→ Extracted information
== == ==

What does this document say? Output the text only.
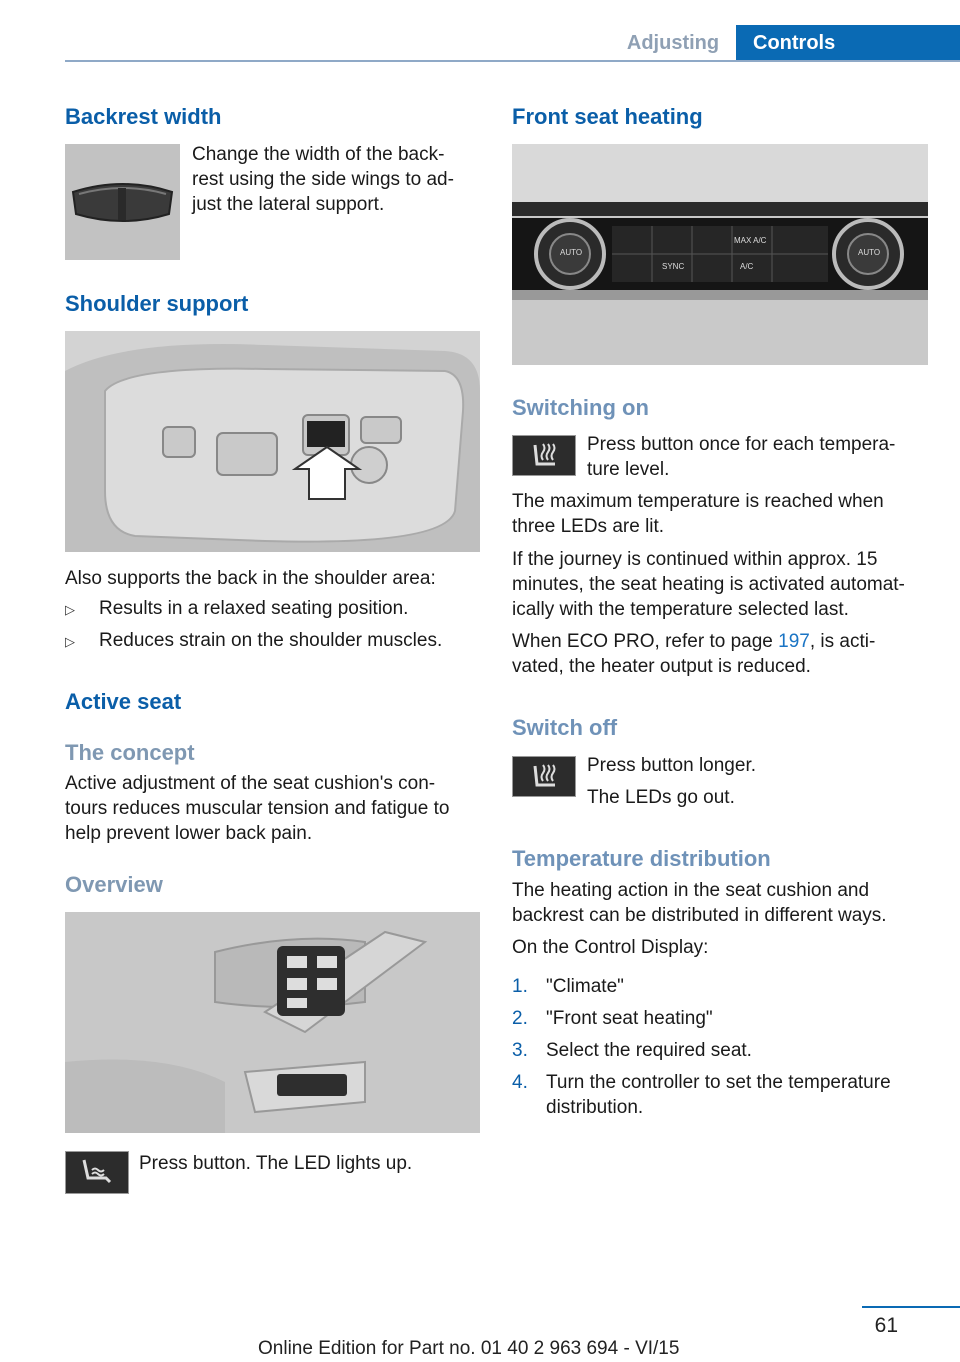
Adjusting	Controls
Backrest width

Change the width of the back‐
rest using the side wings to ad‐
just the lateral support.

Shoulder support

Also supports the back in the shoulder area:

▷	Results in a relaxed seating position.
▷	Reduces strain on the shoulder muscles.
Active seat
The concept

Active adjustment of the seat cushion's con‐
tours reduces muscular tension and fatigue to
help prevent lower back pain.

Overview

Press button. The LED lights up.

Front seat heating
AUTO
MAX A/C
AUTO
SYNC	A/C
Switching on

Press button once for each tempera‐
ture level.

The maximum temperature is reached when
three LEDs are lit.

If the journey is continued within approx. 15
minutes, the seat heating is activated automat‐
ically with the temperature selected last.

When ECO PRO, refer to page 197, is acti‐
vated, the heater output is reduced.

Switch off

Press button longer.

The LEDs go out.

Temperature distribution

The heating action in the seat cushion and
backrest can be distributed in different ways.

On the Control Display:

1. "Climate"
2. "Front seat heating"
3. Select the required seat.
4. Turn the controller to set the temperature
distribution.
61
Online Edition for Part no. 01 40 2 963 694 - VI/15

== == ==

→ Stated task
The records above need to be restated word for word, with the pictures left out.

→ Full answer
What does this document say? Output the text only.
Adjusting	Controls
Backrest width

Change the width of the back‐
rest using the side wings to ad‐
just the lateral support.

Shoulder support

Also supports the back in the shoulder area:

▷	Results in a relaxed seating position.
▷	Reduces strain on the shoulder muscles.
Active seat
The concept

Active adjustment of the seat cushion's con‐
tours reduces muscular tension and fatigue to
help prevent lower back pain.

Overview

Press button. The LED lights up.

Front seat heating
AUTO
MAX A/C
AUTO
SYNC	A/C
Switching on

Press button once for each tempera‐
ture level.

The maximum temperature is reached when
three LEDs are lit.

If the journey is continued within approx. 15
minutes, the seat heating is activated automat‐
ically with the temperature selected last.

When ECO PRO, refer to page 197, is acti‐
vated, the heater output is reduced.

Switch off

Press button longer.

The LEDs go out.

Temperature distribution

The heating action in the seat cushion and
backrest can be distributed in different ways.

On the Control Display:

1. "Climate"
2. "Front seat heating"
3. Select the required seat.
4. Turn the controller to set the temperature
distribution.
61
Online Edition for Part no. 01 40 2 963 694 - VI/15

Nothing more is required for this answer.